### PROBLEM:
Output all the entries word for word. Omit the pictures.
----------------
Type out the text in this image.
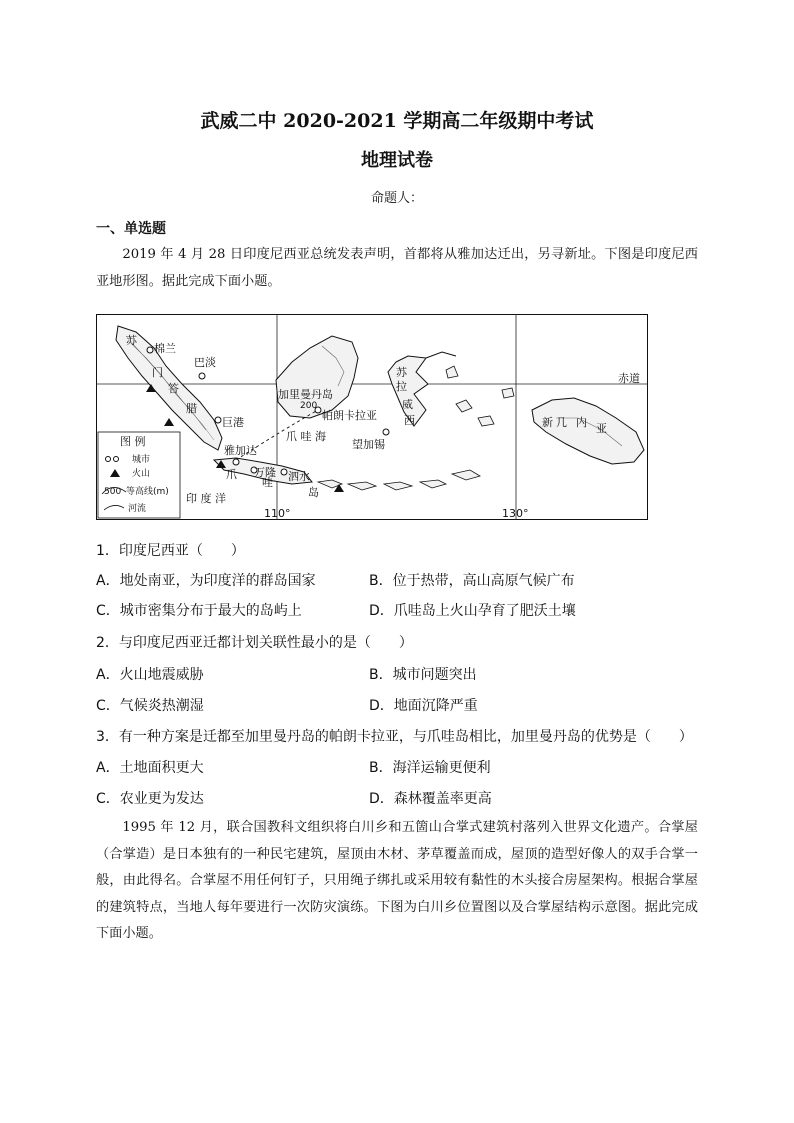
武威二中 2020-2021 学期高二年级期中考试
地理试卷
命题人：
一、单选题
2019 年 4 月 28 日印度尼西亚总统发表声明，首都将从雅加达迁出，另寻新址。下图是印度尼西亚地形图。据此完成下面小题。
棉兰
巴淡
苏
门
答
腊
巨港
加里曼丹岛
200
帕朗卡拉亚
苏
拉
威
西
望加锡
赤道
新 几 内 亚
爪 哇 海
雅加达
爪
哇
岛
万隆 泗水
印 度 洋
110°	130°
图 例
城市
火山
500 等高线(m)
河流
1．印度尼西亚（　　）
A．地处南亚，为印度洋的群岛国家	B．位于热带，高山高原气候广布
C．城市密集分布于最大的岛屿上	D．爪哇岛上火山孕育了肥沃土壤
2．与印度尼西亚迁都计划关联性最小的是（　　）
A．火山地震威胁	B．城市问题突出
C．气候炎热潮湿	D．地面沉降严重
3．有一种方案是迁都至加里曼丹岛的帕朗卡拉亚，与爪哇岛相比，加里曼丹岛的优势是（　　）
A．土地面积更大	B．海洋运输更便利
C．农业更为发达	D．森林覆盖率更高
1995 年 12 月，联合国教科文组织将白川乡和五箇山合掌式建筑村落列入世界文化遗产。合掌屋（合掌造）是日本独有的一种民宅建筑，屋顶由木材、茅草覆盖而成，屋顶的造型好像人的双手合掌一般，由此得名。合掌屋不用任何钉子，只用绳子绑扎或采用较有黏性的木头接合房屋架构。根据合掌屋的建筑特点，当地人每年要进行一次防灾演练。下图为白川乡位置图以及合掌屋结构示意图。据此完成下面小题。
----------------
### SOLVED EXERCISE:
Type out the text in this image.
武威二中 2020-2021 学期高二年级期中考试
地理试卷
命题人：
一、单选题
2019 年 4 月 28 日印度尼西亚总统发表声明，首都将从雅加达迁出，另寻新址。下图是印度尼西亚地形图。据此完成下面小题。
棉兰
巴淡
苏
门
答
腊
巨港
加里曼丹岛
200
帕朗卡拉亚
苏
拉
威
西
望加锡
赤道
新 几 内 亚
爪 哇 海
雅加达
爪
哇
岛
万隆 泗水
印 度 洋
110°	130°
图 例
城市
火山
500 等高线(m)
河流
1．印度尼西亚（　　）
A．地处南亚，为印度洋的群岛国家	B．位于热带，高山高原气候广布
C．城市密集分布于最大的岛屿上	D．爪哇岛上火山孕育了肥沃土壤
2．与印度尼西亚迁都计划关联性最小的是（　　）
A．火山地震威胁	B．城市问题突出
C．气候炎热潮湿	D．地面沉降严重
3．有一种方案是迁都至加里曼丹岛的帕朗卡拉亚，与爪哇岛相比，加里曼丹岛的优势是（　　）
A．土地面积更大	B．海洋运输更便利
C．农业更为发达	D．森林覆盖率更高
1995 年 12 月，联合国教科文组织将白川乡和五箇山合掌式建筑村落列入世界文化遗产。合掌屋（合掌造）是日本独有的一种民宅建筑，屋顶由木材、茅草覆盖而成，屋顶的造型好像人的双手合掌一般，由此得名。合掌屋不用任何钉子，只用绳子绑扎或采用较有黏性的木头接合房屋架构。根据合掌屋的建筑特点，当地人每年要进行一次防灾演练。下图为白川乡位置图以及合掌屋结构示意图。据此完成下面小题。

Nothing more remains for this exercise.